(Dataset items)

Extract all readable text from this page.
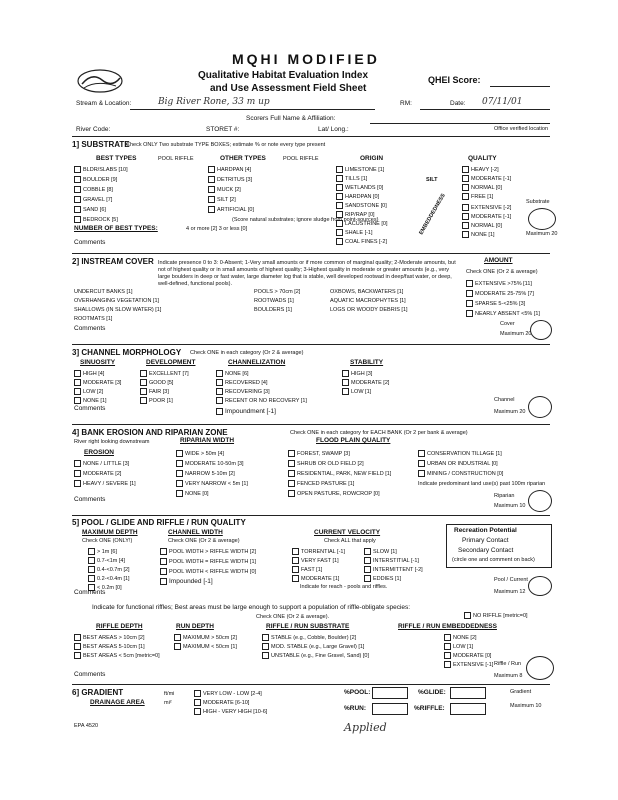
MQHI MODIFIED
Qualitative Habitat Evaluation Index
and Use Assessment Field Sheet
QHEI Score:
Stream & Location:	Big River Rone, 33 m up	RM:	Date: 07/11/01
Scorers Full Name & Affiliation:
River Code:	STORET #:	Lat/ Long.:	Office verified location
1] SUBSTRATE
Check ONLY Two substrate TYPE BOXES; estimate % or note every type present
BEST TYPES	POOL RIFFLE	OTHER TYPES	POOL RIFFLE	ORIGIN	QUALITY
BLDR/SLABS [10]
BOULDER [9]
COBBLE [8]
GRAVEL [7]
SAND [6]
BEDROCK [5]
HARDPAN [4]
DETRITUS [3]
MUCK [2]
SILT [2]
ARTIFICIAL [0]
LIMESTONE [1]
TILLS [1]
WETLANDS [0]
HARDPAN [0]
SANDSTONE [0]
RIP/RAP [0]
LACUSTRINE [0]
SHALE [-1]
COAL FINES [-2]
SILT
EMBEDDEDNESS
HEAVY [-2]
MODERATE [-1]
NORMAL [0]
FREE [1]
EXTENSIVE [-2]
MODERATE [-1]
NORMAL [0]
NONE [1]
NUMBER OF BEST TYPES:	4 or more [2] 3 or less [0]
(Score natural substrates; ignore sludge from point-sources)
Comments
Substrate
Maximum 20
2] INSTREAM COVER Indicate presence 0 to 3: 0-Absent; 1-Very small amounts or if more common of marginal quality; 2-Moderate amounts, but not of highest quality or in small amounts of highest quality; 3-Highest quality in moderate or greater amounts (e.g., very large boulders in deep or fast water, large diameter log that is stable, well developed rootwad in deep/fast water, or deep, well-defined, functional pools).
AMOUNT
UNDERCUT BANKS [1]
OVERHANGING VEGETATION [1]
SHALLOWS (IN SLOW WATER) [1]
ROOTMATS [1]
POOLS > 70cm [2]
ROOTWADS [1]
BOULDERS [1]
OXBOWS, BACKWATERS [1]
AQUATIC MACROPHYTES [1]
LOGS OR WOODY DEBRIS [1]
Check ONE (Or 2 & average)
EXTENSIVE >75% [11]
MODERATE 25-75% [7]
SPARSE 5-<25% [3]
NEARLY ABSENT <5% [1]
Comments
Cover
Maximum 20
3] CHANNEL MORPHOLOGY Check ONE in each category (Or 2 & average)
SINUOSITY	DEVELOPMENT	CHANNELIZATION	STABILITY
HIGH [4]
MODERATE [3]
LOW [2]
NONE [1]
EXCELLENT [7]
GOOD [5]
FAIR [3]
POOR [1]
NONE [6]
RECOVERED [4]
RECOVERING [3]
RECENT OR NO RECOVERY [1]
Impoundment [-1]
HIGH [3]
MODERATE [2]
LOW [1]
Comments
Channel
Maximum 20
4] BANK EROSION AND RIPARIAN ZONE	Check ONE in each category for EACH BANK (Or 2 per bank & average)
River right looking downstream	RIPARIAN WIDTH	FLOOD PLAIN QUALITY
EROSION
NONE / LITTLE [3]
MODERATE [2]
HEAVY / SEVERE [1]
WIDE > 50m [4]
MODERATE 10-50m [3]
NARROW 5-10m [2]
VERY NARROW < 5m [1]
NONE [0]
FOREST, SWAMP [3]
SHRUB OR OLD FIELD [2]
RESIDENTIAL, PARK, NEW FIELD [1]
FENCED PASTURE [1]
OPEN PASTURE, ROWCROP [0]
CONSERVATION TILLAGE [1]
URBAN OR INDUSTRIAL [0]
MINING / CONSTRUCTION [0]
Indicate predominant land use(s) past 100m riparian
Comments	Riparian
Maximum 10
5] POOL / GLIDE AND RIFFLE / RUN QUALITY
MAXIMUM DEPTH
Check ONE (ONLY!)
> 1m [6]
0.7-<1m [4]
0.4-<0.7m [2]
0.2-<0.4m [1]
< 0.2m [0]
CHANNEL WIDTH
Check ONE (Or 2 & average)
POOL WIDTH > RIFFLE WIDTH [2]
POOL WIDTH = RIFFLE WIDTH [1]
POOL WIDTH < RIFFLE WIDTH [0]
Impounded [-1]
CURRENT VELOCITY
Check ALL that apply
TORRENTIAL [-1]
VERY FAST [1]
FAST [1]
MODERATE [1]
SLOW [1]
INTERSTITIAL [-1]
INTERMITTENT [-2]
EDDIES [1]
Indicate for reach - pools and riffles.
Recreation Potential
Primary Contact
Secondary Contact
(circle one and comment on back)
Comments
Pool / Current
Maximum 12
Indicate for functional riffles; Best areas must be large enough to support a population of riffle-obligate species:
Check ONE (Or 2 & average).	NO RIFFLE [metric=0]
RIFFLE DEPTH	RUN DEPTH	RIFFLE / RUN SUBSTRATE	RIFFLE / RUN EMBEDDEDNESS
BEST AREAS > 10cm [2]
BEST AREAS 5-10cm [1]
BEST AREAS < 5cm [metric=0]
MAXIMUM > 50cm [2]
MAXIMUM < 50cm [1]
STABLE (e.g., Cobble, Boulder) [2]
MOD. STABLE (e.g., Large Gravel) [1]
UNSTABLE (e.g., Fine Gravel, Sand) [0]
NONE [2]
LOW [1]
MODERATE [0]
EXTENSIVE [-1]
Comments
Riffle / Run
Maximum 8
6] GRADIENT	ft/mi
DRAINAGE AREA	mi²
VERY LOW - LOW [2-4]
MODERATE [6-10]
HIGH - VERY HIGH [10-6]
%POOL:	%GLIDE:
%RUN:	%RIFFLE:
Gradient
Maximum 10
EPA 4520	Applied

> **OBJECTIVE**
Give the number of lines above that hold the word "EMBEDDEDNESS", and nothing more.

> **SOLUTION TO THIS PROBLEM**
2